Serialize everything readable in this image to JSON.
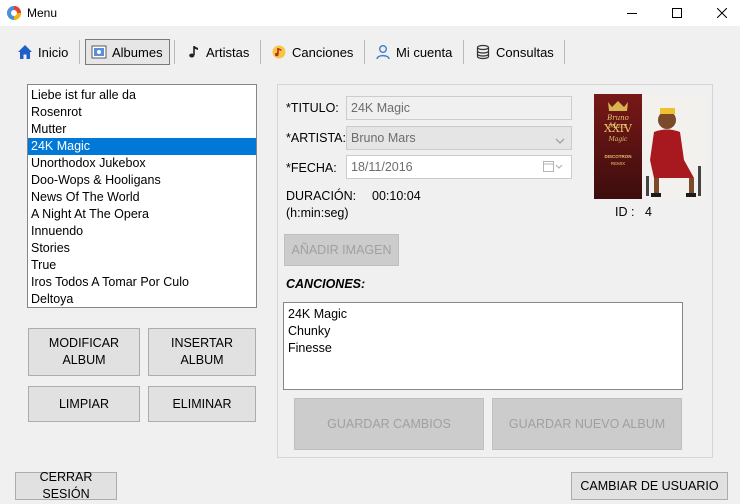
{
  "window": {
    "title": "Menu"
  },
  "tabs": [
    {
      "label": "Inicio",
      "icon": "home-icon"
    },
    {
      "label": "Albumes",
      "icon": "album-icon"
    },
    {
      "label": "Artistas",
      "icon": "music-note-icon"
    },
    {
      "label": "Canciones",
      "icon": "song-icon"
    },
    {
      "label": "Mi cuenta",
      "icon": "user-icon"
    },
    {
      "label": "Consultas",
      "icon": "query-icon"
    }
  ],
  "albums": [
    "Liebe ist fur alle da",
    "Rosenrot",
    "Mutter",
    "24K Magic",
    "Unorthodox Jukebox",
    "Doo-Wops & Hooligans",
    "News Of The World",
    "A Night At The Opera",
    "Innuendo",
    "Stories",
    "True",
    "Iros Todos A Tomar Por Culo",
    "Deltoya"
  ],
  "selected_album_index": 3,
  "buttons": {
    "modify": "MODIFICAR ALBUM",
    "insert": "INSERTAR ALBUM",
    "clear": "LIMPIAR",
    "delete": "ELIMINAR",
    "add_image": "AÑADIR IMAGEN",
    "save_changes": "GUARDAR CAMBIOS",
    "save_new": "GUARDAR NUEVO ALBUM",
    "logout": "CERRAR SESIÓN",
    "switch_user": "CAMBIAR DE USUARIO"
  },
  "form": {
    "title_label": "*TITULO:",
    "title_value": "24K Magic",
    "artist_label": "*ARTISTA:",
    "artist_value": "Bruno Mars",
    "date_label": "*FECHA:",
    "date_value": "18/11/2016",
    "duration_label": "DURACIÓN:",
    "duration_value": "00:10:04",
    "duration_format": "(h:min:seg)",
    "id_label": "ID :",
    "id_value": "4",
    "songs_label": "CANCIONES:"
  },
  "cover": {
    "line1": "Bruno Mars",
    "line2": "XXIV",
    "line3": "Magic",
    "line4": "DISCOTRON",
    "line5": "REMIX"
  },
  "songs": [
    "24K Magic",
    "Chunky",
    "Finesse"
  ],
  "colors": {
    "selection": "#0078d7",
    "disabled_text": "#a0a0a0"
  }
}
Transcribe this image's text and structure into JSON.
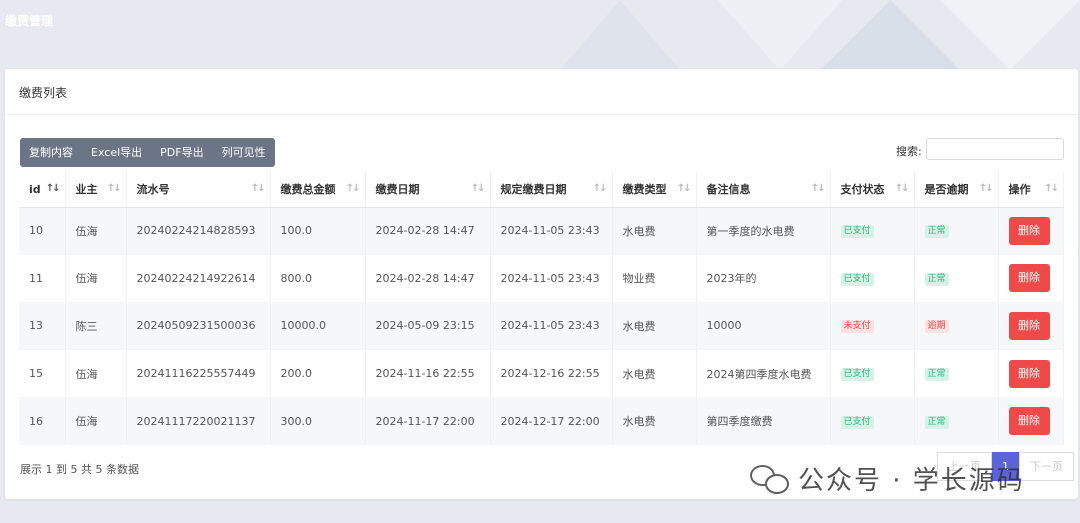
{
  "page_title": "缴费管理",
  "card_title": "缴费列表",
  "toolbar": [
    "复制内容",
    "Excel导出",
    "PDF导出",
    "列可见性"
  ],
  "search_label": "搜索:",
  "search_value": "",
  "columns": [
    "id",
    "业主",
    "流水号",
    "缴费总金额",
    "缴费日期",
    "规定缴费日期",
    "缴费类型",
    "备注信息",
    "支付状态",
    "是否逾期",
    "操作"
  ],
  "rows": [
    {
      "id": "10",
      "owner": "伍海",
      "serial": "20240224214828593",
      "amount": "100.0",
      "pay_date": "2024-02-28 14:47",
      "due_date": "2024-11-05 23:43",
      "type": "水电费",
      "note": "第一季度的水电费",
      "status": "已支付",
      "overdue": "正常",
      "action": "删除"
    },
    {
      "id": "11",
      "owner": "伍海",
      "serial": "20240224214922614",
      "amount": "800.0",
      "pay_date": "2024-02-28 14:47",
      "due_date": "2024-11-05 23:43",
      "type": "物业费",
      "note": "2023年的",
      "status": "已支付",
      "overdue": "正常",
      "action": "删除"
    },
    {
      "id": "13",
      "owner": "陈三",
      "serial": "20240509231500036",
      "amount": "10000.0",
      "pay_date": "2024-05-09 23:15",
      "due_date": "2024-11-05 23:43",
      "type": "水电费",
      "note": "10000",
      "status": "未支付",
      "overdue": "逾期",
      "action": "删除"
    },
    {
      "id": "15",
      "owner": "伍海",
      "serial": "20241116225557449",
      "amount": "200.0",
      "pay_date": "2024-11-16 22:55",
      "due_date": "2024-12-16 22:55",
      "type": "水电费",
      "note": "2024第四季度水电费",
      "status": "已支付",
      "overdue": "正常",
      "action": "删除"
    },
    {
      "id": "16",
      "owner": "伍海",
      "serial": "20241117220021137",
      "amount": "300.0",
      "pay_date": "2024-11-17 22:00",
      "due_date": "2024-12-17 22:00",
      "type": "水电费",
      "note": "第四季度缴费",
      "status": "已支付",
      "overdue": "正常",
      "action": "删除"
    }
  ],
  "info_text": "展示 1 到 5 共 5 条数据",
  "pager": {
    "prev": "上一页",
    "current": "1",
    "next": "下一页"
  },
  "watermark": "公众号 · 学长源码",
  "colors": {
    "accent": "#5a64d8",
    "danger": "#ef4a4a",
    "toolbar": "#6c7586",
    "success": "#2db67c"
  }
}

STATED EXERCISE: Look over the listing. Pull out every line with the string "Bruno" in it.

COMPLETED TASK:
    "artist_value": "Bruno Mars",
    "line1": "Bruno Mars",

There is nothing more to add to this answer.